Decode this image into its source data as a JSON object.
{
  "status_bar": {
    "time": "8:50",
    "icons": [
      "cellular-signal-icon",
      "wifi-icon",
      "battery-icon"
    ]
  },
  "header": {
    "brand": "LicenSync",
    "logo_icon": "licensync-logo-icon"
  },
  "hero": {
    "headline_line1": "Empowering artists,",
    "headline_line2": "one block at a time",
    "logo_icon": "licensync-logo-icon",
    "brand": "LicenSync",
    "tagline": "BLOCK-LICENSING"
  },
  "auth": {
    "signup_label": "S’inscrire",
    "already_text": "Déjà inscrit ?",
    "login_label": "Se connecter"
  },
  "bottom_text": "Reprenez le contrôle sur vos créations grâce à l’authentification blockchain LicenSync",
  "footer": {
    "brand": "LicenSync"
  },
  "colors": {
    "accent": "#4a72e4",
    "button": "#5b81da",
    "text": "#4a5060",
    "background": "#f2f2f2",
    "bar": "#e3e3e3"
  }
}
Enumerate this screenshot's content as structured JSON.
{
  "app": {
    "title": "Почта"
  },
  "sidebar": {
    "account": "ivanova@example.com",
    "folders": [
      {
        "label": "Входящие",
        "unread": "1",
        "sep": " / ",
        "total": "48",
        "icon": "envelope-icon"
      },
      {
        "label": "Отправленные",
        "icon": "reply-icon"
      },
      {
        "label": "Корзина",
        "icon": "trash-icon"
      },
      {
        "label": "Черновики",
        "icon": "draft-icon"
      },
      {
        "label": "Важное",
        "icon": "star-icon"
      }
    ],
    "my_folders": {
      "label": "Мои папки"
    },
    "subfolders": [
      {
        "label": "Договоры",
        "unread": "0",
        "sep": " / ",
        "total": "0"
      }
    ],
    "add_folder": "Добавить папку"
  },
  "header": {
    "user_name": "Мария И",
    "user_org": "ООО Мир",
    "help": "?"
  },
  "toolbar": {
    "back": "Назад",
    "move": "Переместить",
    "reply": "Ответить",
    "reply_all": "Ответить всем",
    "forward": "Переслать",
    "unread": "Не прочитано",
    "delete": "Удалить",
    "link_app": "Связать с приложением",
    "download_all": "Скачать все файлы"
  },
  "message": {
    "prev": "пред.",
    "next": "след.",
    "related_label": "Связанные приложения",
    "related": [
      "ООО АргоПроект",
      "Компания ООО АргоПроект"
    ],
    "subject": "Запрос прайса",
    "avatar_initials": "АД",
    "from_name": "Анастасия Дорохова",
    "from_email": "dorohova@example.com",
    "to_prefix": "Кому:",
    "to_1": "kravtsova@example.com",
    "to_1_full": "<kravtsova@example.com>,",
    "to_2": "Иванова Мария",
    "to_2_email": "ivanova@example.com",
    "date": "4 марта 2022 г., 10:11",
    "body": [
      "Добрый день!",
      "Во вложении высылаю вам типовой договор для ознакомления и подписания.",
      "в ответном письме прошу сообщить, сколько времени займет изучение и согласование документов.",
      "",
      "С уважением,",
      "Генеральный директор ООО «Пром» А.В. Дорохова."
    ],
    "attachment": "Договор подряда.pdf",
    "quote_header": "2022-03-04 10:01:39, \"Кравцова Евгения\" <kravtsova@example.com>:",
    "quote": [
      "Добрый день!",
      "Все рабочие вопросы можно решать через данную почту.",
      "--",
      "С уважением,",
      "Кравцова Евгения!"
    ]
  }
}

◆ THE PROBLEM: Search the data for "kravtsova". Copy every matching line.

◆ TASK RESULT:
    "to_1": "kravtsova@example.com",
    "to_1_full": "<kravtsova@example.com>,",
    "quote_header": "2022-03-04 10:01:39, \"Кравцова Евгения\" <kravtsova@example.com>:",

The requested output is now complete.